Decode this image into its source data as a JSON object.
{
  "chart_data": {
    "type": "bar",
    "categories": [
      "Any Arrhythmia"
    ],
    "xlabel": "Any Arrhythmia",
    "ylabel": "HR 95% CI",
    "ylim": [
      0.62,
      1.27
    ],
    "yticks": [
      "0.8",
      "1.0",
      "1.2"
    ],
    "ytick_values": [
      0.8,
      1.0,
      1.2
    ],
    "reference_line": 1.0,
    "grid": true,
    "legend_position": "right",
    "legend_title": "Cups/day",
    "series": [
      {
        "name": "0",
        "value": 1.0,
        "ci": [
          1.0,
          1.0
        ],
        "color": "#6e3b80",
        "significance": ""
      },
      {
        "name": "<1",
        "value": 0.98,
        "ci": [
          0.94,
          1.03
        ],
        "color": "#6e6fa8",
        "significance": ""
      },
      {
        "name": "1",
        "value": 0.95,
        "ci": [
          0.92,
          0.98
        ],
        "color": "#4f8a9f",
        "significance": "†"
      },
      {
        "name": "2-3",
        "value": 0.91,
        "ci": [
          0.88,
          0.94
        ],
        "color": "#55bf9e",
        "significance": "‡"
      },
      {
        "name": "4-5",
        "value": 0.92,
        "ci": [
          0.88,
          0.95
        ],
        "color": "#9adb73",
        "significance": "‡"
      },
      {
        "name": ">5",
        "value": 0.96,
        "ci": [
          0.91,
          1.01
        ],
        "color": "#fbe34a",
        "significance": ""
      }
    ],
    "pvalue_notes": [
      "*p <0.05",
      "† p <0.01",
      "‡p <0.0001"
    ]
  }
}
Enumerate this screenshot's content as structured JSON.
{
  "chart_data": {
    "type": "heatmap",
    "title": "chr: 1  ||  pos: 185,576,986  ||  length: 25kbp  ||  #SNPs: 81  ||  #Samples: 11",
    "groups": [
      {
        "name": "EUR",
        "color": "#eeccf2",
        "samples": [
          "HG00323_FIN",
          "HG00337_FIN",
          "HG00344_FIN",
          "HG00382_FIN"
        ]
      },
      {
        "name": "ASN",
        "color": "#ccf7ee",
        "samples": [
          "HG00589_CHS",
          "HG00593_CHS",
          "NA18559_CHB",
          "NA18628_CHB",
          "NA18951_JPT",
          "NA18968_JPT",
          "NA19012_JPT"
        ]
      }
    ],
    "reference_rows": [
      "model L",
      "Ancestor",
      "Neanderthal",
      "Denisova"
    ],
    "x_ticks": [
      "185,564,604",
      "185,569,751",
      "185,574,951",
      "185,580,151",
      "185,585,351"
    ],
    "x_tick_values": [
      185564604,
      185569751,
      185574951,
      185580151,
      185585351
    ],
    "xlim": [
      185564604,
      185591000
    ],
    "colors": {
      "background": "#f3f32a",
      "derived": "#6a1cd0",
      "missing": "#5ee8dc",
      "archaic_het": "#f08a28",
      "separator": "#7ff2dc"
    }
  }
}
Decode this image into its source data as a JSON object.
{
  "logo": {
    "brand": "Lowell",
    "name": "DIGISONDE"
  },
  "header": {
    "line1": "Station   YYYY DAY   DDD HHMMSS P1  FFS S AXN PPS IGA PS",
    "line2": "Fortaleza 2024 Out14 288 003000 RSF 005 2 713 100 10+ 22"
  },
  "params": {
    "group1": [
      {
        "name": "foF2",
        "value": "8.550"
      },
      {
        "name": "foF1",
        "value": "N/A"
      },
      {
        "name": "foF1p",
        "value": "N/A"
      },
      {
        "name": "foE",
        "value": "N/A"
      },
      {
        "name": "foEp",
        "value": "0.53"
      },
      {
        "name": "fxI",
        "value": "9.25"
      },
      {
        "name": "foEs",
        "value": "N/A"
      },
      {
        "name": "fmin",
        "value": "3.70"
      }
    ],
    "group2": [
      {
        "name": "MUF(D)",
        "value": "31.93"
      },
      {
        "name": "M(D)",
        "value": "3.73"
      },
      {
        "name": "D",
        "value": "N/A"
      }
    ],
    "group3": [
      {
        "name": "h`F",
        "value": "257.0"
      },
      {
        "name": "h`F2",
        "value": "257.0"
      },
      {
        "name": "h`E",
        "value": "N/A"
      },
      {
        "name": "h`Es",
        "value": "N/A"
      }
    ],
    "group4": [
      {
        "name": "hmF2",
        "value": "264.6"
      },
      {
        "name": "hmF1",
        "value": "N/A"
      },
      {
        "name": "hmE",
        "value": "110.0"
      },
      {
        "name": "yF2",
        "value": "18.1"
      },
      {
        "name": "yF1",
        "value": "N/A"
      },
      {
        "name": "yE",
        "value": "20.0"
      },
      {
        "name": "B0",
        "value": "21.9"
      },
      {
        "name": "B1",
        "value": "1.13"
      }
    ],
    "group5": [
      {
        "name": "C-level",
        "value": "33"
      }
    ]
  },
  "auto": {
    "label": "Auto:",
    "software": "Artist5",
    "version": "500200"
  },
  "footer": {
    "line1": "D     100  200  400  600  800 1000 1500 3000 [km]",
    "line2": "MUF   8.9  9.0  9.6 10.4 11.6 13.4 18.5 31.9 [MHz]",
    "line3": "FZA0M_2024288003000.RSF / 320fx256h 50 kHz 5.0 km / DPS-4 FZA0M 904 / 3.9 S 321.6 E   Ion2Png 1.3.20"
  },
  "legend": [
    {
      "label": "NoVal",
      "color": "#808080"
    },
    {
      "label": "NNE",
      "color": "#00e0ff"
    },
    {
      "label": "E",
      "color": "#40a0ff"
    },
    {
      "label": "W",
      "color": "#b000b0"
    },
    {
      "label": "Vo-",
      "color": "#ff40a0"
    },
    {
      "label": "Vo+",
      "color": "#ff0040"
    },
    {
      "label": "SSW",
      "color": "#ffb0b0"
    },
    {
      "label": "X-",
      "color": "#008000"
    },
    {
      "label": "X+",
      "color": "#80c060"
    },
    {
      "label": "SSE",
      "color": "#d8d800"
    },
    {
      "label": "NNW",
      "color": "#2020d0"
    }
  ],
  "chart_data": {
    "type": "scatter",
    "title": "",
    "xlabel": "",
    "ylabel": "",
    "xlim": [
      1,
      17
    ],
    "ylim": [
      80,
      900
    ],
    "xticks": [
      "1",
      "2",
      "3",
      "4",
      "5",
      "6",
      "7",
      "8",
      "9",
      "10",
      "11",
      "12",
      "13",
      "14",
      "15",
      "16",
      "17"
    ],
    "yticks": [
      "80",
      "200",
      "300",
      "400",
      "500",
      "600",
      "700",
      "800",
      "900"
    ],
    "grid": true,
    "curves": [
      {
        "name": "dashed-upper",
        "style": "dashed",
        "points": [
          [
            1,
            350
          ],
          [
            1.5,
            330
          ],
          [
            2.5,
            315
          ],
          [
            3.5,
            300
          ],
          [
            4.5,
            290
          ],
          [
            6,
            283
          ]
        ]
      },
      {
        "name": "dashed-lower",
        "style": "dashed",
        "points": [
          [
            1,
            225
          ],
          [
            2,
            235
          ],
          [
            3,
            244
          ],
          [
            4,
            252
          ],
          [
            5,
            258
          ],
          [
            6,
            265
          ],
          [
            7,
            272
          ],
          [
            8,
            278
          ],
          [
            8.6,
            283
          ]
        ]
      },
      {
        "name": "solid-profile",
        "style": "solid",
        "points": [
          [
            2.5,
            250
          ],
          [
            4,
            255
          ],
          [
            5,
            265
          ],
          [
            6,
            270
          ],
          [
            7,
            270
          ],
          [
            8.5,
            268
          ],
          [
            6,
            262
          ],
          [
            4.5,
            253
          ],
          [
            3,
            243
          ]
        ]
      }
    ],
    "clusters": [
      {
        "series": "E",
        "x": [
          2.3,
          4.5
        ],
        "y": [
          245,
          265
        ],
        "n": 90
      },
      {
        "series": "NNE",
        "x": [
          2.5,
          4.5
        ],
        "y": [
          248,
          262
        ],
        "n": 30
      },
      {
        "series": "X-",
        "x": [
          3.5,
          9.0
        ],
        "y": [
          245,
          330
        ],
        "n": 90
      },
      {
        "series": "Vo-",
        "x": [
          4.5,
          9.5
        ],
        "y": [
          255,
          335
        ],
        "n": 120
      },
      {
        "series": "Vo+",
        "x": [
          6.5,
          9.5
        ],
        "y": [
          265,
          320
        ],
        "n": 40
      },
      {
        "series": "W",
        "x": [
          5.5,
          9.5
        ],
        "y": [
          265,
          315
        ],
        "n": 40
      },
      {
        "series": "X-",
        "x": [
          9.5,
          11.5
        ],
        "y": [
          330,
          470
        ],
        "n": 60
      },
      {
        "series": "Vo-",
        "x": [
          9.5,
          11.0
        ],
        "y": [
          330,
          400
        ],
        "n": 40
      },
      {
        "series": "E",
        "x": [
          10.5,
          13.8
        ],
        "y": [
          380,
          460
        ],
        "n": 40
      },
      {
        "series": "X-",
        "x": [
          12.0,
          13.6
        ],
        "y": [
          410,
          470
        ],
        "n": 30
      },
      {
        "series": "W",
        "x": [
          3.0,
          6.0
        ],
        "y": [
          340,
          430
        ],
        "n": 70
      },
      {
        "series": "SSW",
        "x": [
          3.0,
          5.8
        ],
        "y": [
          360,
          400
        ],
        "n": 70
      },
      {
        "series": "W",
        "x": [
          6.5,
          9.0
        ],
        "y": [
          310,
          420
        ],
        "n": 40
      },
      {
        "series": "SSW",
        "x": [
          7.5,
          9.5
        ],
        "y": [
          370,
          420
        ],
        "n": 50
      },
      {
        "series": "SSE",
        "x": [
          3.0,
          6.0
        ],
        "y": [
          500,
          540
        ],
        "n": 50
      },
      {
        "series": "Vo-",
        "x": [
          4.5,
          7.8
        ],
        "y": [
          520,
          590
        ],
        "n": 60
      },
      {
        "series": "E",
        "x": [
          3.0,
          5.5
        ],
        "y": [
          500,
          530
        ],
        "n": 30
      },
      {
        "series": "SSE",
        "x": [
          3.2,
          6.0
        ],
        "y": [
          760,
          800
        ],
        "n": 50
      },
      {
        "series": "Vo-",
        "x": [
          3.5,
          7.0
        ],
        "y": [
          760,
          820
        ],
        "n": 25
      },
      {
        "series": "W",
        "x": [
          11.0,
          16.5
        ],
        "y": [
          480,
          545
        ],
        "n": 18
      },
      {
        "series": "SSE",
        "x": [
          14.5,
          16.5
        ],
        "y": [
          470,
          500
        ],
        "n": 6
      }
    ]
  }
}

=-=-=

_TASK OBJECTIVE_. Where a line of the data holds "Arrhythmia", show that line.

_SOLVED EXERCISE_.
      "Any Arrhythmia"
    "xlabel": "Any Arrhythmia",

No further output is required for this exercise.